** start **
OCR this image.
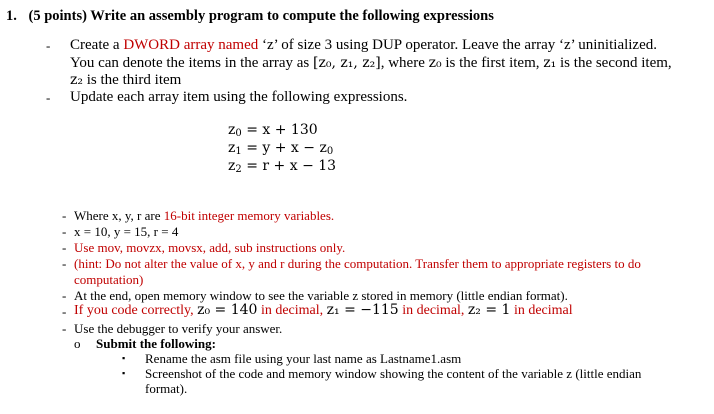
1. (5 points) Write an assembly program to compute the following expressions
- Create a DWORD array named ‘z’ of size 3 using DUP operator. Leave the array ‘z’ uninitialized.
You can denote the items in the array as [z₀, z₁, z₂], where z₀ is the first item, z₁ is the second item,
z₂ is the third item
- Update each array item using the following expressions.
$z_0 = x + 130$
$z_1 = y + x - z_0$
$z_2 = r + x - 13$
- Where x, y, r are 16-bit integer memory variables.
- x = 10, y = 15, r = 4
- Use mov, movzx, movsx, add, sub instructions only.
- (hint: Do not alter the value of x, y and r during the computation. Transfer them to appropriate registers to do
computation)
- At the end, open memory window to see the variable z stored in memory (little endian format).
- If you code correctly, z₀ = 140 in decimal, z₁ = −115 in decimal, z₂ = 1 in decimal
- Use the debugger to verify your answer.
o Submit the following:
▪ Rename the asm file using your last name as Lastname1.asm
▪ Screenshot of the code and memory window showing the content of the variable z (little endian
format).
** end **
What the exercise asks >> Will you restate every entry word for word and omit the images?

Result of this task >>
OCR this image.
1. (5 points) Write an assembly program to compute the following expressions
- Create a DWORD array named ‘z’ of size 3 using DUP operator. Leave the array ‘z’ uninitialized.
You can denote the items in the array as [z₀, z₁, z₂], where z₀ is the first item, z₁ is the second item,
z₂ is the third item
- Update each array item using the following expressions.
$z_0 = x + 130$
$z_1 = y + x - z_0$
$z_2 = r + x - 13$
- Where x, y, r are 16-bit integer memory variables.
- x = 10, y = 15, r = 4
- Use mov, movzx, movsx, add, sub instructions only.
- (hint: Do not alter the value of x, y and r during the computation. Transfer them to appropriate registers to do
computation)
- At the end, open memory window to see the variable z stored in memory (little endian format).
- If you code correctly, z₀ = 140 in decimal, z₁ = −115 in decimal, z₂ = 1 in decimal
- Use the debugger to verify your answer.
o Submit the following:
▪ Rename the asm file using your last name as Lastname1.asm
▪ Screenshot of the code and memory window showing the content of the variable z (little endian
format).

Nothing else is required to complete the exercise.